-- Opening Marker --

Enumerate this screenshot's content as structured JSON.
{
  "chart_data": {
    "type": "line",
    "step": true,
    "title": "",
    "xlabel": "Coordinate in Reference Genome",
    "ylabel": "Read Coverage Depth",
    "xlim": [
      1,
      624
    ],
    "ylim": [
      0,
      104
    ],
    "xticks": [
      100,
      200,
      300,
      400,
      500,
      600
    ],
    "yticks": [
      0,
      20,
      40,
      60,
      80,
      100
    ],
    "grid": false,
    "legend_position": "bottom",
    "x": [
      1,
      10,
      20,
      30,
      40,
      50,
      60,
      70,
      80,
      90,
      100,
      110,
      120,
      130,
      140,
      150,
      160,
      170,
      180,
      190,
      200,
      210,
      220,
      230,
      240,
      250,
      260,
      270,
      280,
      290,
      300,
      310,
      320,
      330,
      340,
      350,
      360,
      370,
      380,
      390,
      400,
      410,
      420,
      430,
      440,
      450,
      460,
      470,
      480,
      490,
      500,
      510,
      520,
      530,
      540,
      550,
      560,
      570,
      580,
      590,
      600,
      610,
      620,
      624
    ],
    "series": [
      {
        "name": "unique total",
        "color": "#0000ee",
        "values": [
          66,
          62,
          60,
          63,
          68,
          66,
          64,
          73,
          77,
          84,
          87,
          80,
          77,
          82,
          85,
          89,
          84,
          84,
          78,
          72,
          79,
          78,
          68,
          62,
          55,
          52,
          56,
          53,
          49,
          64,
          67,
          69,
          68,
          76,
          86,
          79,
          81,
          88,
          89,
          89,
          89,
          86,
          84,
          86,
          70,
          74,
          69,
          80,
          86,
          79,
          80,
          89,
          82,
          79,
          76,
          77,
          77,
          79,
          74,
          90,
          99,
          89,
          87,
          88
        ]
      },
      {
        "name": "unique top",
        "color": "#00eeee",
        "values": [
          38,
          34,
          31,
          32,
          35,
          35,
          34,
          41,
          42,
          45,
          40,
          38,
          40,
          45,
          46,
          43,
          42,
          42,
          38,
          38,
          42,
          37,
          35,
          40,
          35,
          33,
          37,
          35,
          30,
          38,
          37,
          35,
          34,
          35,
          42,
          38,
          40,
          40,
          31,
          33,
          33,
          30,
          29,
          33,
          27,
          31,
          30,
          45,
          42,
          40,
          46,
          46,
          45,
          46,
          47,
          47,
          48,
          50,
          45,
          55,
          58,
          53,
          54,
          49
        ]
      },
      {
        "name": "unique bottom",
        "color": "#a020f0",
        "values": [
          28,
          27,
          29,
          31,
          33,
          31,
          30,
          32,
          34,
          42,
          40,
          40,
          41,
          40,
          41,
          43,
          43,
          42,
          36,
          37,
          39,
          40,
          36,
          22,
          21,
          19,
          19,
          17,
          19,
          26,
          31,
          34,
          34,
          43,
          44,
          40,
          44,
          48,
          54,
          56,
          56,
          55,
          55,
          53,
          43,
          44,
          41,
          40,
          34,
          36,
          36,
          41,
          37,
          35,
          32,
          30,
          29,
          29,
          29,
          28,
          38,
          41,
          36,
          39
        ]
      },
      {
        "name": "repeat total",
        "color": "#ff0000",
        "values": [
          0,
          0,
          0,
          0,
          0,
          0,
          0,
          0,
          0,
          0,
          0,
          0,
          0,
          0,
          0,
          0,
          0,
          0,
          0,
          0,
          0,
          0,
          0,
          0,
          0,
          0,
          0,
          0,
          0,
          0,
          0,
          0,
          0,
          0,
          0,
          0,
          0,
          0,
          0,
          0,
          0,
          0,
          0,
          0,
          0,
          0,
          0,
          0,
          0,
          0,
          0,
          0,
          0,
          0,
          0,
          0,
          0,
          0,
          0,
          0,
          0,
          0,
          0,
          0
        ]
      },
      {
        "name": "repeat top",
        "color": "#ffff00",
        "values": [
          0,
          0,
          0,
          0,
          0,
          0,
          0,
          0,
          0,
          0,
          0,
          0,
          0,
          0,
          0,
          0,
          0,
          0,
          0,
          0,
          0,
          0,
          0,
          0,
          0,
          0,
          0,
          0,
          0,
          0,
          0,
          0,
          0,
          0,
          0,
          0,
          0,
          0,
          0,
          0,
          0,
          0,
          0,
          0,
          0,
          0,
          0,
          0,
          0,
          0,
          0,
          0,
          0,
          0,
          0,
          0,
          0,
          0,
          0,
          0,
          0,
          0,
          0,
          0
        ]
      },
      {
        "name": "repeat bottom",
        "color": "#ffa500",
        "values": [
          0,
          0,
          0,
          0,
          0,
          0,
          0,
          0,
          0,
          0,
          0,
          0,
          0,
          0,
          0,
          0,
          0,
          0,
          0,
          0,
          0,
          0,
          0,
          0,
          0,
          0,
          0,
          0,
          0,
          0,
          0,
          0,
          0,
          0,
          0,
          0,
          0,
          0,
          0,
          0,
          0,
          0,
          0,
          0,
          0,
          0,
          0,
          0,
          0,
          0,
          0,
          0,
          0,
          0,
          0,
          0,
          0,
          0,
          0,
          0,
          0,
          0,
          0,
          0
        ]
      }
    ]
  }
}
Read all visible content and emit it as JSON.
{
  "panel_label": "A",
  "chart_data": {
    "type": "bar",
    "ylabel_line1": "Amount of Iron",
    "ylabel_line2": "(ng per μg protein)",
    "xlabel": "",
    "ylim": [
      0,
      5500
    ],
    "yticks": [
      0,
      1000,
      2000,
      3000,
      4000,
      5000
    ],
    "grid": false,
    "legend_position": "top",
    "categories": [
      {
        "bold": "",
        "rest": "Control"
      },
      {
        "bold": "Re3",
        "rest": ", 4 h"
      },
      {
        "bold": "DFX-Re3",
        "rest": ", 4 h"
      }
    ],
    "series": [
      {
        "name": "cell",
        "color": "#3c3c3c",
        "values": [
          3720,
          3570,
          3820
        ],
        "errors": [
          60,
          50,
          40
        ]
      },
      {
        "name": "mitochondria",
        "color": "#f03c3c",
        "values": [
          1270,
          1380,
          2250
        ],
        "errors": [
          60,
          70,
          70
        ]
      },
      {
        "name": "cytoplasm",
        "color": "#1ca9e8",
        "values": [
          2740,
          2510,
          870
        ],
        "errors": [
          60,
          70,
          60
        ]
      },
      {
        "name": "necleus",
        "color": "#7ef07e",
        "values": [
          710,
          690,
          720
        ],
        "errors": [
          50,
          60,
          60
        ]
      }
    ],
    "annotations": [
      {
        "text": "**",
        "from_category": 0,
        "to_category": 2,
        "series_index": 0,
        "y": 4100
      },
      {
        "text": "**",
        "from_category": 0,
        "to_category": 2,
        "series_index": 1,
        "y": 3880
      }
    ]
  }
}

-- Closing Marker --

Instructions for the task -
Copy the listing above out again in its entirety, exactly as written.

Your response -
Enumerate this screenshot's content as structured JSON.
{
  "chart_data": {
    "type": "line",
    "step": true,
    "title": "",
    "xlabel": "Coordinate in Reference Genome",
    "ylabel": "Read Coverage Depth",
    "xlim": [
      1,
      624
    ],
    "ylim": [
      0,
      104
    ],
    "xticks": [
      100,
      200,
      300,
      400,
      500,
      600
    ],
    "yticks": [
      0,
      20,
      40,
      60,
      80,
      100
    ],
    "grid": false,
    "legend_position": "bottom",
    "x": [
      1,
      10,
      20,
      30,
      40,
      50,
      60,
      70,
      80,
      90,
      100,
      110,
      120,
      130,
      140,
      150,
      160,
      170,
      180,
      190,
      200,
      210,
      220,
      230,
      240,
      250,
      260,
      270,
      280,
      290,
      300,
      310,
      320,
      330,
      340,
      350,
      360,
      370,
      380,
      390,
      400,
      410,
      420,
      430,
      440,
      450,
      460,
      470,
      480,
      490,
      500,
      510,
      520,
      530,
      540,
      550,
      560,
      570,
      580,
      590,
      600,
      610,
      620,
      624
    ],
    "series": [
      {
        "name": "unique total",
        "color": "#0000ee",
        "values": [
          66,
          62,
          60,
          63,
          68,
          66,
          64,
          73,
          77,
          84,
          87,
          80,
          77,
          82,
          85,
          89,
          84,
          84,
          78,
          72,
          79,
          78,
          68,
          62,
          55,
          52,
          56,
          53,
          49,
          64,
          67,
          69,
          68,
          76,
          86,
          79,
          81,
          88,
          89,
          89,
          89,
          86,
          84,
          86,
          70,
          74,
          69,
          80,
          86,
          79,
          80,
          89,
          82,
          79,
          76,
          77,
          77,
          79,
          74,
          90,
          99,
          89,
          87,
          88
        ]
      },
      {
        "name": "unique top",
        "color": "#00eeee",
        "values": [
          38,
          34,
          31,
          32,
          35,
          35,
          34,
          41,
          42,
          45,
          40,
          38,
          40,
          45,
          46,
          43,
          42,
          42,
          38,
          38,
          42,
          37,
          35,
          40,
          35,
          33,
          37,
          35,
          30,
          38,
          37,
          35,
          34,
          35,
          42,
          38,
          40,
          40,
          31,
          33,
          33,
          30,
          29,
          33,
          27,
          31,
          30,
          45,
          42,
          40,
          46,
          46,
          45,
          46,
          47,
          47,
          48,
          50,
          45,
          55,
          58,
          53,
          54,
          49
        ]
      },
      {
        "name": "unique bottom",
        "color": "#a020f0",
        "values": [
          28,
          27,
          29,
          31,
          33,
          31,
          30,
          32,
          34,
          42,
          40,
          40,
          41,
          40,
          41,
          43,
          43,
          42,
          36,
          37,
          39,
          40,
          36,
          22,
          21,
          19,
          19,
          17,
          19,
          26,
          31,
          34,
          34,
          43,
          44,
          40,
          44,
          48,
          54,
          56,
          56,
          55,
          55,
          53,
          43,
          44,
          41,
          40,
          34,
          36,
          36,
          41,
          37,
          35,
          32,
          30,
          29,
          29,
          29,
          28,
          38,
          41,
          36,
          39
        ]
      },
      {
        "name": "repeat total",
        "color": "#ff0000",
        "values": [
          0,
          0,
          0,
          0,
          0,
          0,
          0,
          0,
          0,
          0,
          0,
          0,
          0,
          0,
          0,
          0,
          0,
          0,
          0,
          0,
          0,
          0,
          0,
          0,
          0,
          0,
          0,
          0,
          0,
          0,
          0,
          0,
          0,
          0,
          0,
          0,
          0,
          0,
          0,
          0,
          0,
          0,
          0,
          0,
          0,
          0,
          0,
          0,
          0,
          0,
          0,
          0,
          0,
          0,
          0,
          0,
          0,
          0,
          0,
          0,
          0,
          0,
          0,
          0
        ]
      },
      {
        "name": "repeat top",
        "color": "#ffff00",
        "values": [
          0,
          0,
          0,
          0,
          0,
          0,
          0,
          0,
          0,
          0,
          0,
          0,
          0,
          0,
          0,
          0,
          0,
          0,
          0,
          0,
          0,
          0,
          0,
          0,
          0,
          0,
          0,
          0,
          0,
          0,
          0,
          0,
          0,
          0,
          0,
          0,
          0,
          0,
          0,
          0,
          0,
          0,
          0,
          0,
          0,
          0,
          0,
          0,
          0,
          0,
          0,
          0,
          0,
          0,
          0,
          0,
          0,
          0,
          0,
          0,
          0,
          0,
          0,
          0
        ]
      },
      {
        "name": "repeat bottom",
        "color": "#ffa500",
        "values": [
          0,
          0,
          0,
          0,
          0,
          0,
          0,
          0,
          0,
          0,
          0,
          0,
          0,
          0,
          0,
          0,
          0,
          0,
          0,
          0,
          0,
          0,
          0,
          0,
          0,
          0,
          0,
          0,
          0,
          0,
          0,
          0,
          0,
          0,
          0,
          0,
          0,
          0,
          0,
          0,
          0,
          0,
          0,
          0,
          0,
          0,
          0,
          0,
          0,
          0,
          0,
          0,
          0,
          0,
          0,
          0,
          0,
          0,
          0,
          0,
          0,
          0,
          0,
          0
        ]
      }
    ]
  }
}
Read all visible content and emit it as JSON.
{
  "panel_label": "A",
  "chart_data": {
    "type": "bar",
    "ylabel_line1": "Amount of Iron",
    "ylabel_line2": "(ng per μg protein)",
    "xlabel": "",
    "ylim": [
      0,
      5500
    ],
    "yticks": [
      0,
      1000,
      2000,
      3000,
      4000,
      5000
    ],
    "grid": false,
    "legend_position": "top",
    "categories": [
      {
        "bold": "",
        "rest": "Control"
      },
      {
        "bold": "Re3",
        "rest": ", 4 h"
      },
      {
        "bold": "DFX-Re3",
        "rest": ", 4 h"
      }
    ],
    "series": [
      {
        "name": "cell",
        "color": "#3c3c3c",
        "values": [
          3720,
          3570,
          3820
        ],
        "errors": [
          60,
          50,
          40
        ]
      },
      {
        "name": "mitochondria",
        "color": "#f03c3c",
        "values": [
          1270,
          1380,
          2250
        ],
        "errors": [
          60,
          70,
          70
        ]
      },
      {
        "name": "cytoplasm",
        "color": "#1ca9e8",
        "values": [
          2740,
          2510,
          870
        ],
        "errors": [
          60,
          70,
          60
        ]
      },
      {
        "name": "necleus",
        "color": "#7ef07e",
        "values": [
          710,
          690,
          720
        ],
        "errors": [
          50,
          60,
          60
        ]
      }
    ],
    "annotations": [
      {
        "text": "**",
        "from_category": 0,
        "to_category": 2,
        "series_index": 0,
        "y": 4100
      },
      {
        "text": "**",
        "from_category": 0,
        "to_category": 2,
        "series_index": 1,
        "y": 3880
      }
    ]
  }
}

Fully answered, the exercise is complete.